* START GIVEN RECORDS *
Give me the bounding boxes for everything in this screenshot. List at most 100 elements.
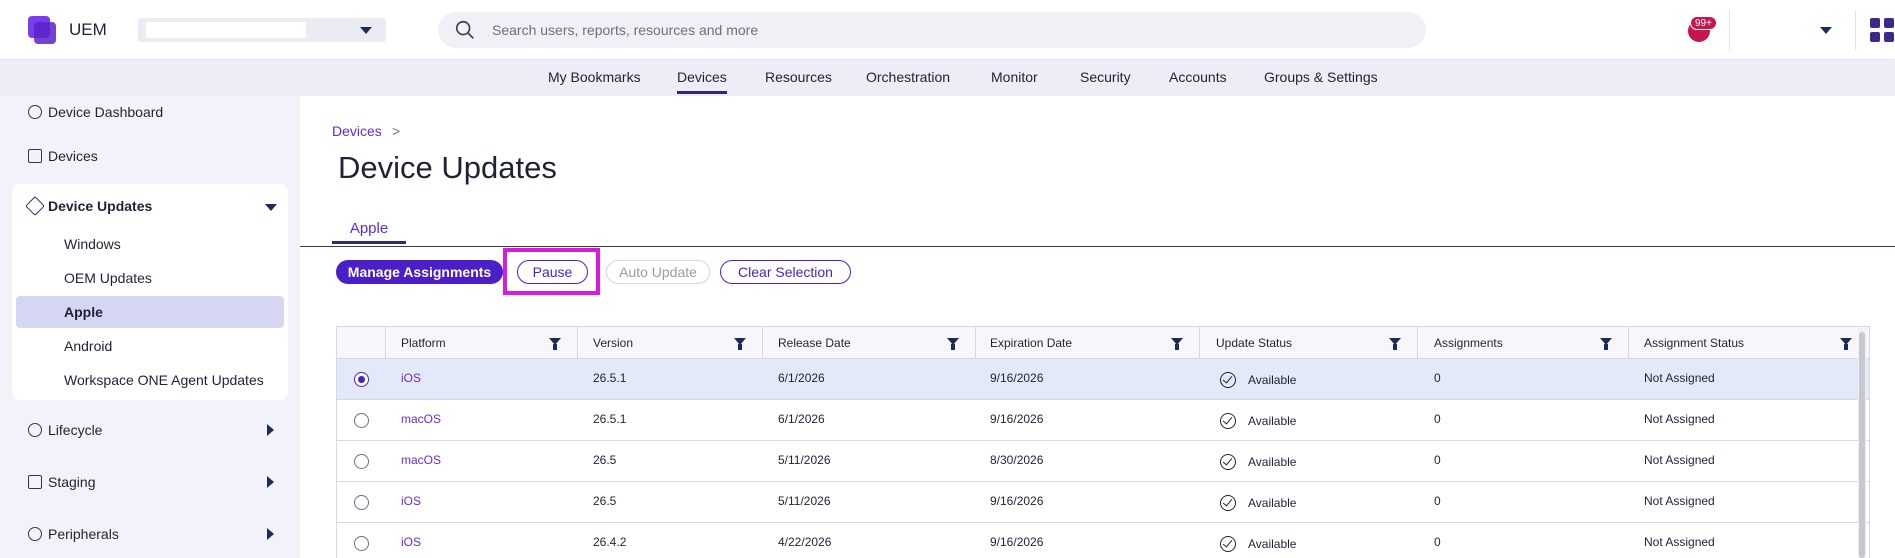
cell-expiration-date: 9/16/2026: [990, 494, 1044, 508]
notification-badge: 99+: [1690, 16, 1717, 30]
column-separator: [762, 327, 763, 359]
cell-assignments: 0: [1434, 453, 1441, 467]
sidebar-item-label: Device Updates: [48, 198, 153, 214]
sidebar-subitem-windows[interactable]: Windows: [64, 236, 121, 252]
tab-apple[interactable]: Apple: [332, 220, 406, 244]
chevron-right-icon[interactable]: [267, 424, 274, 436]
chevron-down-icon[interactable]: [265, 204, 277, 211]
devices-icon: [28, 149, 42, 163]
breadcrumb-devices[interactable]: Devices: [332, 123, 382, 139]
check-circle-icon: [1220, 413, 1236, 429]
nav-monitor[interactable]: Monitor: [991, 69, 1038, 85]
sidebar-subitem-oem-updates[interactable]: OEM Updates: [64, 270, 152, 286]
filter-icon[interactable]: [1389, 338, 1401, 350]
sidebar-item-peripherals[interactable]: Peripherals: [28, 526, 119, 542]
cell-expiration-date: 9/16/2026: [990, 535, 1044, 549]
sidebar-subitem-apple[interactable]: Apple: [64, 304, 103, 320]
page-title: Device Updates: [338, 150, 557, 185]
table-header: Platform Version Release Date Expiration…: [337, 327, 1869, 359]
cell-platform[interactable]: iOS: [401, 371, 421, 385]
app-launcher-icon[interactable]: [1870, 18, 1895, 43]
check-circle-icon: [1220, 372, 1236, 388]
cell-release-date: 4/22/2026: [778, 535, 832, 549]
user-menu-chevron-icon[interactable]: [1820, 27, 1832, 34]
row-select-radio[interactable]: [354, 413, 369, 428]
nav-orchestration[interactable]: Orchestration: [866, 69, 950, 85]
manage-assignments-button[interactable]: Manage Assignments: [336, 260, 503, 284]
sidebar-item-label: Device Dashboard: [48, 104, 164, 120]
wrench-icon: [25, 196, 45, 216]
sidebar-item-lifecycle[interactable]: Lifecycle: [28, 422, 102, 438]
table-row[interactable]: macOS 26.5 5/11/2026 8/30/2026 Available…: [337, 441, 1869, 482]
dashboard-icon: [28, 105, 42, 119]
filter-icon[interactable]: [549, 338, 561, 350]
cell-assignment-status: Not Assigned: [1644, 494, 1715, 508]
cell-platform[interactable]: macOS: [401, 412, 441, 426]
chevron-down-icon: [360, 27, 372, 34]
filter-icon[interactable]: [1171, 338, 1183, 350]
row-select-radio[interactable]: [354, 495, 369, 510]
table-scrollbar[interactable]: [1858, 328, 1866, 558]
divider: [1855, 10, 1856, 50]
nav-security[interactable]: Security: [1080, 69, 1131, 85]
sidebar-item-device-updates[interactable]: Device Updates: [25, 196, 153, 216]
cell-platform[interactable]: macOS: [401, 453, 441, 467]
table-row[interactable]: iOS 26.5.1 6/1/2026 9/16/2026 Available …: [337, 359, 1869, 400]
cell-release-date: 5/11/2026: [778, 453, 831, 467]
chevron-right-icon[interactable]: [267, 528, 274, 540]
cell-update-status: Available: [1248, 455, 1297, 469]
nav-groups-settings[interactable]: Groups & Settings: [1264, 69, 1378, 85]
sidebar-subitem-workspace-one-agent-updates[interactable]: Workspace ONE Agent Updates: [64, 372, 264, 388]
cell-release-date: 6/1/2026: [778, 371, 825, 385]
clear-selection-button[interactable]: Clear Selection: [720, 260, 851, 284]
cell-update-status: Available: [1248, 373, 1297, 387]
cell-version: 26.5.1: [593, 371, 627, 385]
cell-version: 26.5.1: [593, 412, 627, 426]
nav-my-bookmarks[interactable]: My Bookmarks: [548, 69, 641, 85]
sidebar-subitem-android[interactable]: Android: [64, 338, 112, 354]
updates-table: Platform Version Release Date Expiration…: [336, 326, 1870, 558]
sidebar-item-label: Staging: [48, 474, 96, 490]
notifications-button[interactable]: 99+: [1684, 14, 1720, 46]
cell-assignments: 0: [1434, 371, 1441, 385]
sidebar-item-staging[interactable]: Staging: [28, 474, 95, 490]
filter-icon[interactable]: [1840, 338, 1852, 350]
nav-devices[interactable]: Devices: [677, 69, 727, 94]
sidebar-item-label: Devices: [48, 148, 98, 164]
row-select-radio[interactable]: [354, 372, 369, 387]
chevron-right-icon[interactable]: [267, 476, 274, 488]
cell-assignments: 0: [1434, 535, 1441, 549]
column-header-release-date[interactable]: Release Date: [778, 336, 851, 350]
check-circle-icon: [1220, 536, 1236, 552]
cell-assignments: 0: [1434, 412, 1441, 426]
nav-accounts[interactable]: Accounts: [1169, 69, 1227, 85]
row-select-radio[interactable]: [354, 536, 369, 551]
filter-icon[interactable]: [734, 338, 746, 350]
sidebar-item-device-dashboard[interactable]: Device Dashboard: [28, 104, 163, 120]
column-header-platform[interactable]: Platform: [401, 336, 446, 350]
column-header-assignment-status[interactable]: Assignment Status: [1644, 336, 1744, 350]
scrollbar-thumb[interactable]: [1859, 332, 1865, 558]
column-header-version[interactable]: Version: [593, 336, 633, 350]
column-header-assignments[interactable]: Assignments: [1434, 336, 1503, 350]
sidebar-active-highlight: [16, 296, 284, 328]
filter-icon[interactable]: [947, 338, 959, 350]
cell-platform[interactable]: iOS: [401, 494, 421, 508]
table-row[interactable]: macOS 26.5.1 6/1/2026 9/16/2026 Availabl…: [337, 400, 1869, 441]
nav-resources[interactable]: Resources: [765, 69, 832, 85]
table-row[interactable]: iOS 26.5 5/11/2026 9/16/2026 Available 0…: [337, 482, 1869, 523]
table-row[interactable]: iOS 26.4.2 4/22/2026 9/16/2026 Available…: [337, 523, 1869, 558]
search-input[interactable]: [492, 18, 1392, 42]
sidebar-item-devices[interactable]: Devices: [28, 148, 98, 164]
cell-update-status: Available: [1248, 414, 1297, 428]
column-separator: [577, 327, 578, 359]
column-header-update-status[interactable]: Update Status: [1216, 336, 1292, 350]
cell-release-date: 6/1/2026: [778, 412, 825, 426]
global-search[interactable]: [438, 12, 1426, 48]
row-select-radio[interactable]: [354, 454, 369, 469]
cell-expiration-date: 9/16/2026: [990, 412, 1044, 426]
check-circle-icon: [1220, 495, 1236, 511]
filter-icon[interactable]: [1600, 338, 1612, 350]
cell-platform[interactable]: iOS: [401, 535, 421, 549]
column-header-expiration-date[interactable]: Expiration Date: [990, 336, 1072, 350]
* END GIVEN RECORDS *
> **PROBLEM**: Reproduce every line of the records above verbatim, leaving out the pictures.

> **RESPONSE**:
Give me the bounding boxes for everything in this screenshot. List at most 100 elements.
cell-expiration-date: 9/16/2026: [990, 494, 1044, 508]
notification-badge: 99+: [1690, 16, 1717, 30]
column-separator: [762, 327, 763, 359]
cell-assignments: 0: [1434, 453, 1441, 467]
sidebar-item-label: Device Updates: [48, 198, 153, 214]
sidebar-subitem-windows[interactable]: Windows: [64, 236, 121, 252]
tab-apple[interactable]: Apple: [332, 220, 406, 244]
chevron-right-icon[interactable]: [267, 424, 274, 436]
chevron-down-icon[interactable]: [265, 204, 277, 211]
devices-icon: [28, 149, 42, 163]
breadcrumb-devices[interactable]: Devices: [332, 123, 382, 139]
check-circle-icon: [1220, 413, 1236, 429]
nav-monitor[interactable]: Monitor: [991, 69, 1038, 85]
sidebar-subitem-oem-updates[interactable]: OEM Updates: [64, 270, 152, 286]
filter-icon[interactable]: [1389, 338, 1401, 350]
sidebar-item-peripherals[interactable]: Peripherals: [28, 526, 119, 542]
cell-expiration-date: 9/16/2026: [990, 535, 1044, 549]
sidebar-subitem-apple[interactable]: Apple: [64, 304, 103, 320]
page-title: Device Updates: [338, 150, 557, 185]
table-header: Platform Version Release Date Expiration…: [337, 327, 1869, 359]
cell-platform[interactable]: iOS: [401, 371, 421, 385]
app-launcher-icon[interactable]: [1870, 18, 1895, 43]
check-circle-icon: [1220, 372, 1236, 388]
cell-release-date: 4/22/2026: [778, 535, 832, 549]
user-menu-chevron-icon[interactable]: [1820, 27, 1832, 34]
row-select-radio[interactable]: [354, 413, 369, 428]
nav-orchestration[interactable]: Orchestration: [866, 69, 950, 85]
manage-assignments-button[interactable]: Manage Assignments: [336, 260, 503, 284]
sidebar-item-label: Device Dashboard: [48, 104, 164, 120]
wrench-icon: [25, 196, 45, 216]
sidebar-item-lifecycle[interactable]: Lifecycle: [28, 422, 102, 438]
table-row[interactable]: macOS 26.5 5/11/2026 8/30/2026 Available…: [337, 441, 1869, 482]
dashboard-icon: [28, 105, 42, 119]
filter-icon[interactable]: [549, 338, 561, 350]
cell-assignment-status: Not Assigned: [1644, 494, 1715, 508]
cell-platform[interactable]: macOS: [401, 412, 441, 426]
chevron-down-icon: [360, 27, 372, 34]
filter-icon[interactable]: [1171, 338, 1183, 350]
row-select-radio[interactable]: [354, 495, 369, 510]
table-scrollbar[interactable]: [1858, 328, 1866, 558]
divider: [1855, 10, 1856, 50]
nav-security[interactable]: Security: [1080, 69, 1131, 85]
sidebar-item-device-updates[interactable]: Device Updates: [25, 196, 153, 216]
cell-platform[interactable]: macOS: [401, 453, 441, 467]
table-row[interactable]: iOS 26.5.1 6/1/2026 9/16/2026 Available …: [337, 359, 1869, 400]
cell-release-date: 5/11/2026: [778, 453, 831, 467]
chevron-right-icon[interactable]: [267, 528, 274, 540]
cell-update-status: Available: [1248, 455, 1297, 469]
nav-groups-settings[interactable]: Groups & Settings: [1264, 69, 1378, 85]
sidebar-subitem-workspace-one-agent-updates[interactable]: Workspace ONE Agent Updates: [64, 372, 264, 388]
cell-release-date: 6/1/2026: [778, 371, 825, 385]
clear-selection-button[interactable]: Clear Selection: [720, 260, 851, 284]
cell-update-status: Available: [1248, 373, 1297, 387]
cell-version: 26.5.1: [593, 371, 627, 385]
cell-version: 26.5.1: [593, 412, 627, 426]
nav-my-bookmarks[interactable]: My Bookmarks: [548, 69, 641, 85]
sidebar-subitem-android[interactable]: Android: [64, 338, 112, 354]
updates-table: Platform Version Release Date Expiration…: [336, 326, 1870, 558]
sidebar-item-label: Staging: [48, 474, 96, 490]
notifications-button[interactable]: 99+: [1684, 14, 1720, 46]
cell-assignments: 0: [1434, 371, 1441, 385]
sidebar-item-staging[interactable]: Staging: [28, 474, 95, 490]
filter-icon[interactable]: [1840, 338, 1852, 350]
nav-devices[interactable]: Devices: [677, 69, 727, 94]
sidebar-item-label: Devices: [48, 148, 98, 164]
row-select-radio[interactable]: [354, 372, 369, 387]
chevron-right-icon[interactable]: [267, 476, 274, 488]
cell-assignments: 0: [1434, 535, 1441, 549]
column-header-release-date[interactable]: Release Date: [778, 336, 851, 350]
check-circle-icon: [1220, 536, 1236, 552]
cell-assignments: 0: [1434, 412, 1441, 426]
nav-accounts[interactable]: Accounts: [1169, 69, 1227, 85]
row-select-radio[interactable]: [354, 536, 369, 551]
filter-icon[interactable]: [734, 338, 746, 350]
sidebar-item-device-dashboard[interactable]: Device Dashboard: [28, 104, 163, 120]
column-header-platform[interactable]: Platform: [401, 336, 446, 350]
column-header-assignment-status[interactable]: Assignment Status: [1644, 336, 1744, 350]
scrollbar-thumb[interactable]: [1859, 332, 1865, 558]
column-header-version[interactable]: Version: [593, 336, 633, 350]
column-header-assignments[interactable]: Assignments: [1434, 336, 1503, 350]
sidebar-active-highlight: [16, 296, 284, 328]
filter-icon[interactable]: [947, 338, 959, 350]
cell-platform[interactable]: iOS: [401, 494, 421, 508]
table-row[interactable]: macOS 26.5.1 6/1/2026 9/16/2026 Availabl…: [337, 400, 1869, 441]
nav-resources[interactable]: Resources: [765, 69, 832, 85]
table-row[interactable]: iOS 26.5 5/11/2026 9/16/2026 Available 0…: [337, 482, 1869, 523]
table-row[interactable]: iOS 26.4.2 4/22/2026 9/16/2026 Available…: [337, 523, 1869, 558]
search-input[interactable]: [492, 18, 1392, 42]
sidebar-item-devices[interactable]: Devices: [28, 148, 98, 164]
cell-update-status: Available: [1248, 414, 1297, 428]
column-separator: [577, 327, 578, 359]
column-header-update-status[interactable]: Update Status: [1216, 336, 1292, 350]
cell-release-date: 6/1/2026: [778, 412, 825, 426]
global-search[interactable]: [438, 12, 1426, 48]
row-select-radio[interactable]: [354, 454, 369, 469]
cell-expiration-date: 9/16/2026: [990, 412, 1044, 426]
check-circle-icon: [1220, 495, 1236, 511]
filter-icon[interactable]: [1600, 338, 1612, 350]
cell-platform[interactable]: iOS: [401, 535, 421, 549]
column-header-expiration-date[interactable]: Expiration Date: [990, 336, 1072, 350]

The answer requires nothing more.